Return the records that follow unaltered. Omit every picture.

Data records:
## Begin

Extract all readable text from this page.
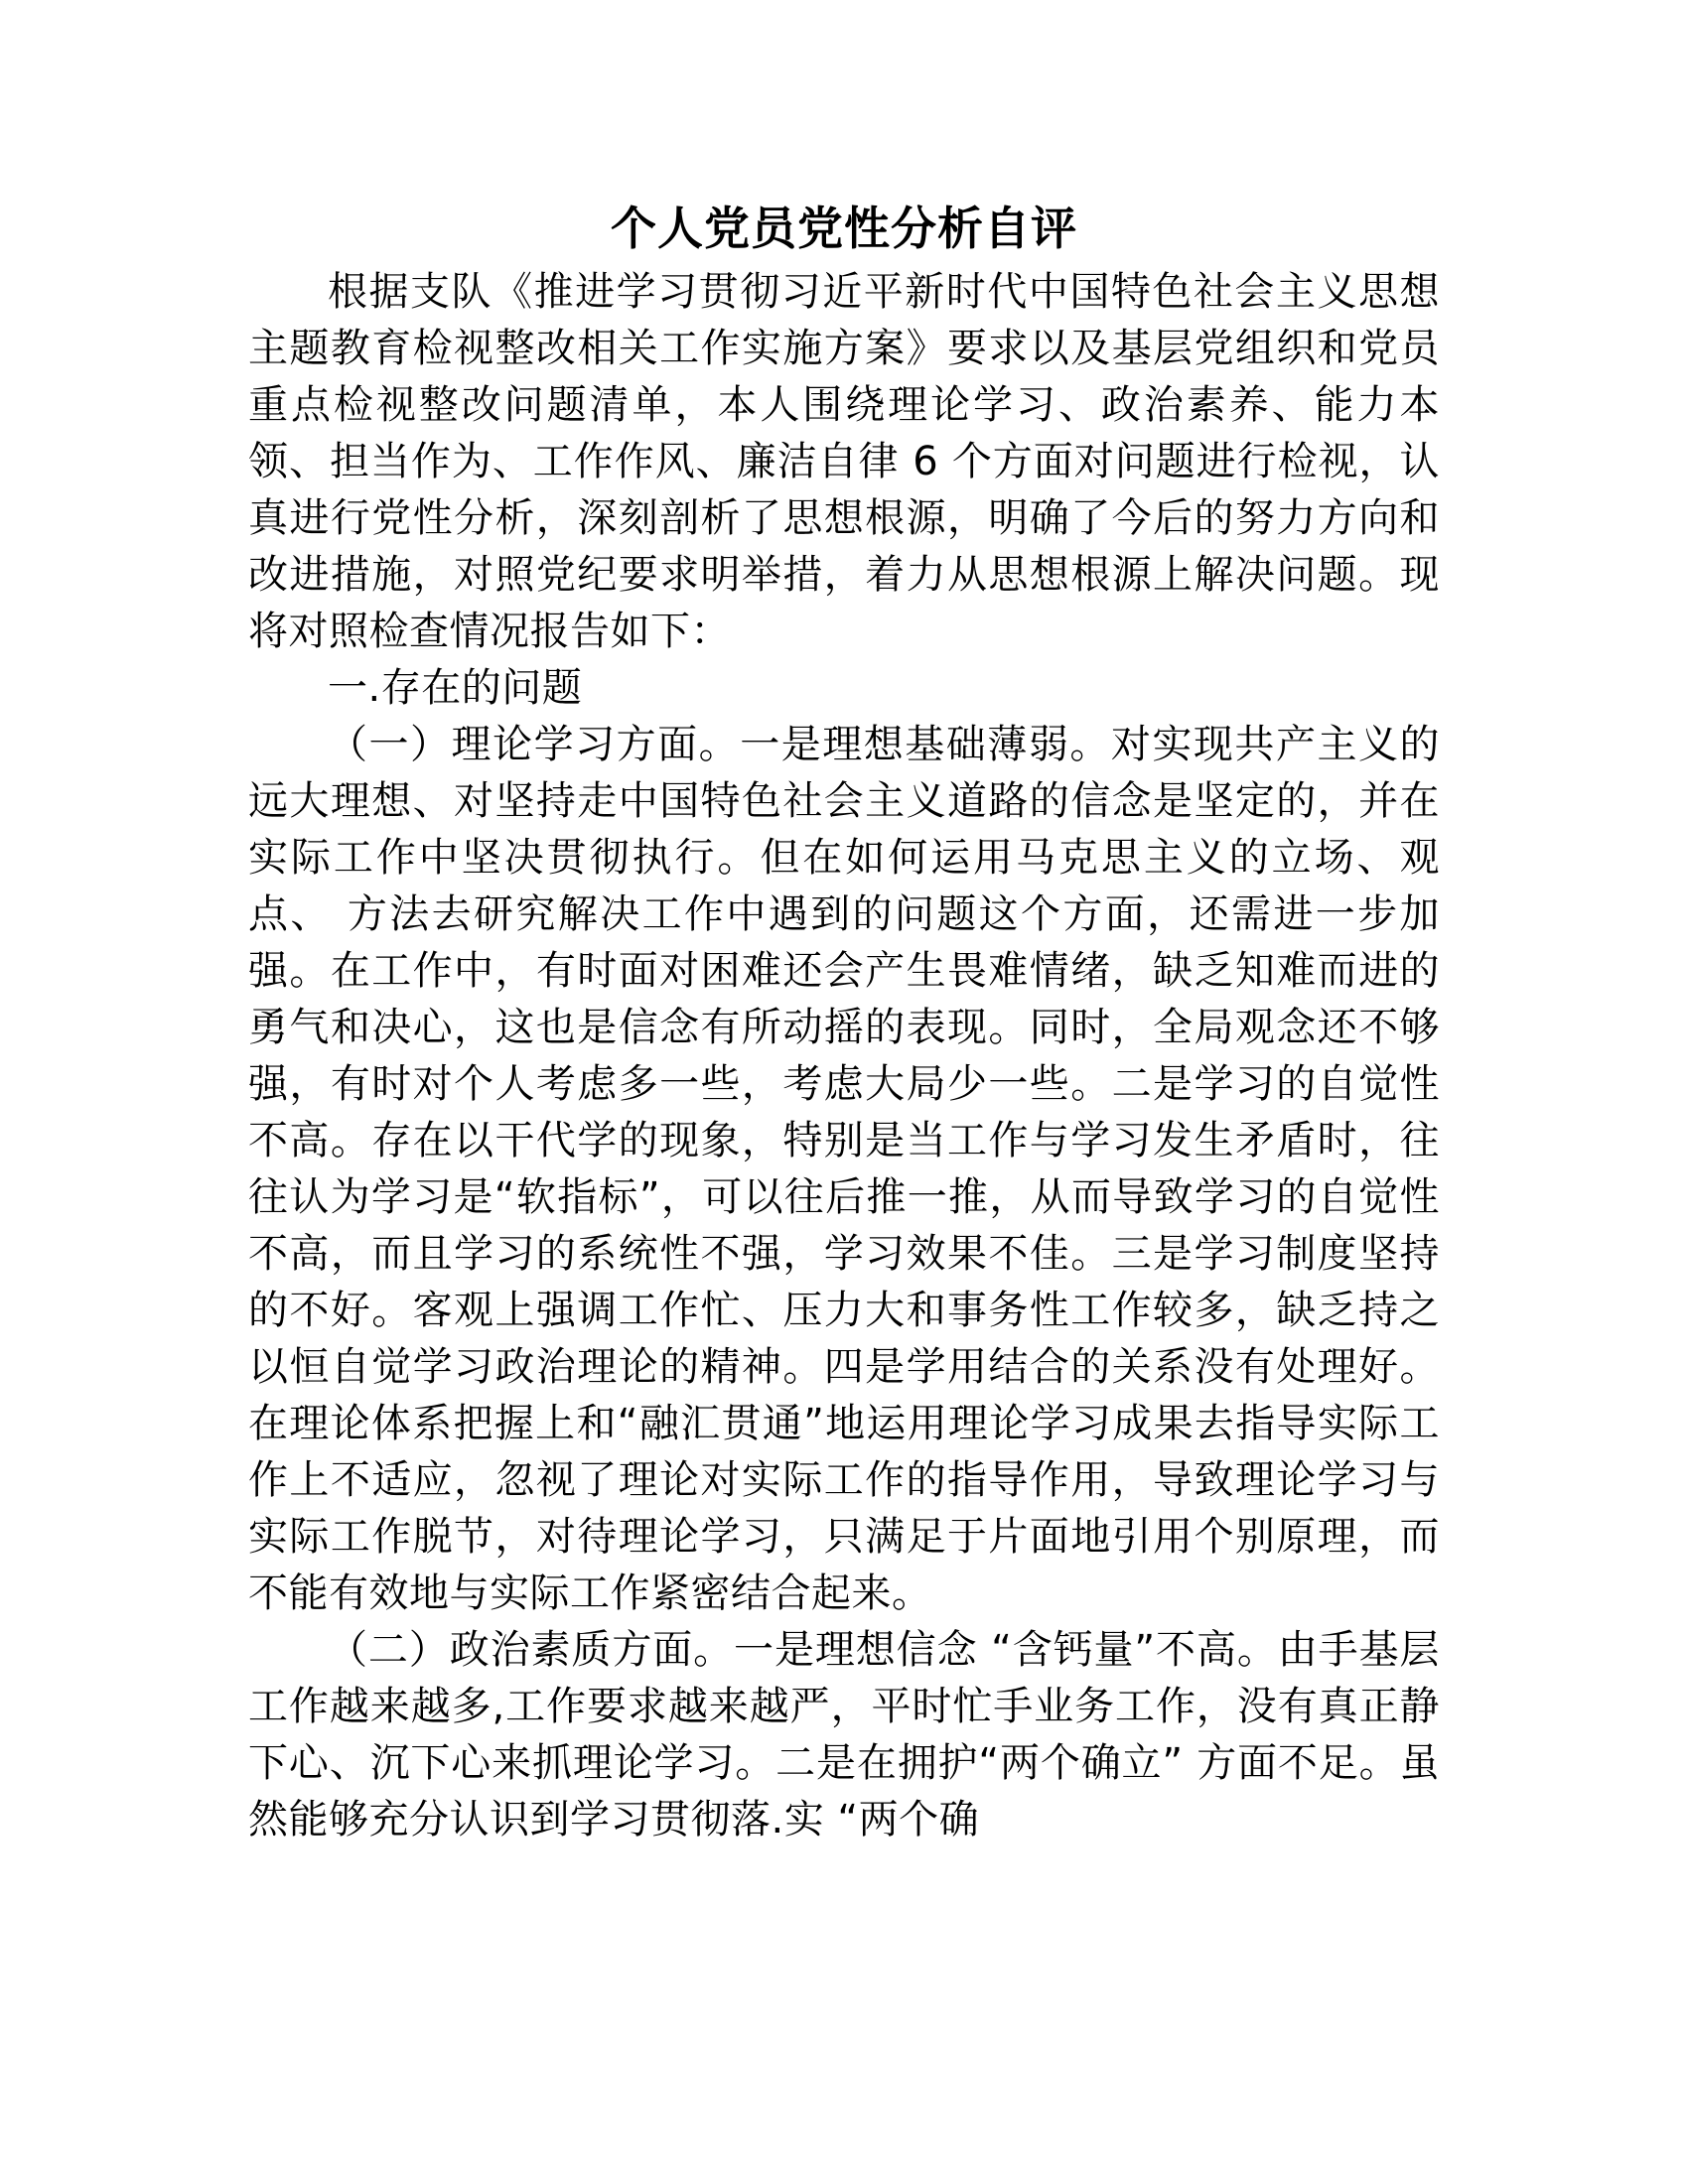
个人党员党性分析自评

根据支队《推进学习贯彻习近平新时代中国特色社会主义思想主题教育检视整改相关工作实施方案》要求以及基层党组织和党员重点检视整改问题清单，本人围绕理论学习、政治素养、能力本领、担当作为、工作作风、廉洁自律 6 个方面对问题进行检视，认真进行党性分析，深刻剖析了思想根源，明确了今后的努力方向和改进措施，对照党纪要求明举措，着力从思想根源上解决问题。现将对照检查情况报告如下：

一.存在的问题

（一）理论学习方面。一是理想基础薄弱。对实现共产主义的远大理想、对坚持走中国特色社会主义道路的信念是坚定的，并在实际工作中坚决贯彻执行。但在如何运用马克思主义的立场、观点、 方法去研究解决工作中遇到的问题这个方面，还需进一步加强。在工作中，有时面对困难还会产生畏难情绪，缺乏知难而进的勇气和决心，这也是信念有所动摇的表现。同时，全局观念还不够强，有时对个人考虑多一些，考虑大局少一些。二是学习的自觉性不高。存在以干代学的现象，特别是当工作与学习发生矛盾时，往往认为学习是“软指标”，可以往后推一推，从而导致学习的自觉性不高，而且学习的系统性不强，学习效果不佳。三是学习制度坚持的不好。客观上强调工作忙、压力大和事务性工作较多，缺乏持之以恒自觉学习政治理论的精神。四是学用结合的关系没有处理好。在理论体系把握上和“融汇贯通”地运用理论学习成果去指导实际工作上不适应，忽视了理论对实际工作的指导作用，导致理论学习与实际工作脱节，对待理论学习，只满足于片面地引用个别原理，而不能有效地与实际工作紧密结合起来。

（二）政治素质方面。一是理想信念 “含钙量”不高。由手基层工作越来越多,工作要求越来越严，平时忙手业务工作，没有真正静下心、沉下心来抓理论学习。二是在拥护“两个确立” 方面不足。虽然能够充分认识到学习贯彻落.实 “两个确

## End

Expected answer
Extract all readable text from this page.
个人党员党性分析自评

根据支队《推进学习贯彻习近平新时代中国特色社会主义思想主题教育检视整改相关工作实施方案》要求以及基层党组织和党员重点检视整改问题清单，本人围绕理论学习、政治素养、能力本领、担当作为、工作作风、廉洁自律 6 个方面对问题进行检视，认真进行党性分析，深刻剖析了思想根源，明确了今后的努力方向和改进措施，对照党纪要求明举措，着力从思想根源上解决问题。现将对照检查情况报告如下：

一.存在的问题

（一）理论学习方面。一是理想基础薄弱。对实现共产主义的远大理想、对坚持走中国特色社会主义道路的信念是坚定的，并在实际工作中坚决贯彻执行。但在如何运用马克思主义的立场、观点、 方法去研究解决工作中遇到的问题这个方面，还需进一步加强。在工作中，有时面对困难还会产生畏难情绪，缺乏知难而进的勇气和决心，这也是信念有所动摇的表现。同时，全局观念还不够强，有时对个人考虑多一些，考虑大局少一些。二是学习的自觉性不高。存在以干代学的现象，特别是当工作与学习发生矛盾时，往往认为学习是“软指标”，可以往后推一推，从而导致学习的自觉性不高，而且学习的系统性不强，学习效果不佳。三是学习制度坚持的不好。客观上强调工作忙、压力大和事务性工作较多，缺乏持之以恒自觉学习政治理论的精神。四是学用结合的关系没有处理好。在理论体系把握上和“融汇贯通”地运用理论学习成果去指导实际工作上不适应，忽视了理论对实际工作的指导作用，导致理论学习与实际工作脱节，对待理论学习，只满足于片面地引用个别原理，而不能有效地与实际工作紧密结合起来。

（二）政治素质方面。一是理想信念 “含钙量”不高。由手基层工作越来越多,工作要求越来越严，平时忙手业务工作，没有真正静下心、沉下心来抓理论学习。二是在拥护“两个确立” 方面不足。虽然能够充分认识到学习贯彻落.实 “两个确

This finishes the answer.